GIVEN REQUEST: Retype the data below without altering anything.

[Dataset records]
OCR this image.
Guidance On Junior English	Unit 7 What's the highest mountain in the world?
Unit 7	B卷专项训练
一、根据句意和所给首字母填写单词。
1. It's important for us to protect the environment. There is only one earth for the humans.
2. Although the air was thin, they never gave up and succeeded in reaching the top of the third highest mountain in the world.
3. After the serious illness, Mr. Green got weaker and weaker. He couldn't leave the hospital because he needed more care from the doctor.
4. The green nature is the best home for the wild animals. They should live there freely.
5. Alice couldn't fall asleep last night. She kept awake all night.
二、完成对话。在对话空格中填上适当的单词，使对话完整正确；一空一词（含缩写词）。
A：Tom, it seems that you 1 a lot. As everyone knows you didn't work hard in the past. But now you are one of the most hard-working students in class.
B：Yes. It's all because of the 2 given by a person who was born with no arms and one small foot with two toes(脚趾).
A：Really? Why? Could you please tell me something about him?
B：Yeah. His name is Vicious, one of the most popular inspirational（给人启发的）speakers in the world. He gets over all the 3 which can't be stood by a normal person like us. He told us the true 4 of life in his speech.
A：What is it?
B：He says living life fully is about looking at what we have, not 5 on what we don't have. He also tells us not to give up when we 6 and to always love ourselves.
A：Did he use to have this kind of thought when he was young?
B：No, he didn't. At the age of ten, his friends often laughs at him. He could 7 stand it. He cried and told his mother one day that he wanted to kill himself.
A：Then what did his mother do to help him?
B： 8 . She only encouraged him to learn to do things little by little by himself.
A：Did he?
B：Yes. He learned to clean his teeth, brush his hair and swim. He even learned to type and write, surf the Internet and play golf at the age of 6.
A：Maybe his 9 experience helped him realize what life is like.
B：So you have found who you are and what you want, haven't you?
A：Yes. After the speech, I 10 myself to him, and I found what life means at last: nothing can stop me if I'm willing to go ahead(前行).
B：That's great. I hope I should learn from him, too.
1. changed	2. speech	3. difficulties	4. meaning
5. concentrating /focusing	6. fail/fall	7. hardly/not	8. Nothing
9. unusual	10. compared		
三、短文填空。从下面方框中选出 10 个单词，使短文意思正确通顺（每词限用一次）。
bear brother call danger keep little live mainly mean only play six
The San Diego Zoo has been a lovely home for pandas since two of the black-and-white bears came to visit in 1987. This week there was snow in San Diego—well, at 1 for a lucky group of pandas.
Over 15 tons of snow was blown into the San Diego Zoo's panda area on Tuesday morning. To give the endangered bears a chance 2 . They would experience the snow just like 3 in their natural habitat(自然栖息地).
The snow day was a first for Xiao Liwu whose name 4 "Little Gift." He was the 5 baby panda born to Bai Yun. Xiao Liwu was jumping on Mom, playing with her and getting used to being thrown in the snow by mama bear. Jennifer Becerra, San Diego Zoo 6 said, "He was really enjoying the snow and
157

EXERCISE ANSWER:
OCR this image.
Guidance On Junior English	Unit 7 What's the highest mountain in the world?
Unit 7	B卷专项训练
一、根据句意和所给首字母填写单词。
1. It's important for us to protect the environment. There is only one earth for the humans.
2. Although the air was thin, they never gave up and succeeded in reaching the top of the third highest mountain in the world.
3. After the serious illness, Mr. Green got weaker and weaker. He couldn't leave the hospital because he needed more care from the doctor.
4. The green nature is the best home for the wild animals. They should live there freely.
5. Alice couldn't fall asleep last night. She kept awake all night.
二、完成对话。在对话空格中填上适当的单词，使对话完整正确；一空一词（含缩写词）。
A：Tom, it seems that you 1 a lot. As everyone knows you didn't work hard in the past. But now you are one of the most hard-working students in class.
B：Yes. It's all because of the 2 given by a person who was born with no arms and one small foot with two toes(脚趾).
A：Really? Why? Could you please tell me something about him?
B：Yeah. His name is Vicious, one of the most popular inspirational（给人启发的）speakers in the world. He gets over all the 3 which can't be stood by a normal person like us. He told us the true 4 of life in his speech.
A：What is it?
B：He says living life fully is about looking at what we have, not 5 on what we don't have. He also tells us not to give up when we 6 and to always love ourselves.
A：Did he use to have this kind of thought when he was young?
B：No, he didn't. At the age of ten, his friends often laughs at him. He could 7 stand it. He cried and told his mother one day that he wanted to kill himself.
A：Then what did his mother do to help him?
B： 8 . She only encouraged him to learn to do things little by little by himself.
A：Did he?
B：Yes. He learned to clean his teeth, brush his hair and swim. He even learned to type and write, surf the Internet and play golf at the age of 6.
A：Maybe his 9 experience helped him realize what life is like.
B：So you have found who you are and what you want, haven't you?
A：Yes. After the speech, I 10 myself to him, and I found what life means at last: nothing can stop me if I'm willing to go ahead(前行).
B：That's great. I hope I should learn from him, too.
1. changed	2. speech	3. difficulties	4. meaning
5. concentrating /focusing	6. fail/fall	7. hardly/not	8. Nothing
9. unusual	10. compared		
三、短文填空。从下面方框中选出 10 个单词，使短文意思正确通顺（每词限用一次）。
bear brother call danger keep little live mainly mean only play six
The San Diego Zoo has been a lovely home for pandas since two of the black-and-white bears came to visit in 1987. This week there was snow in San Diego—well, at 1 for a lucky group of pandas.
Over 15 tons of snow was blown into the San Diego Zoo's panda area on Tuesday morning. To give the endangered bears a chance 2 . They would experience the snow just like 3 in their natural habitat(自然栖息地).
The snow day was a first for Xiao Liwu whose name 4 "Little Gift." He was the 5 baby panda born to Bai Yun. Xiao Liwu was jumping on Mom, playing with her and getting used to being thrown in the snow by mama bear. Jennifer Becerra, San Diego Zoo 6 said, "He was really enjoying the snow and
157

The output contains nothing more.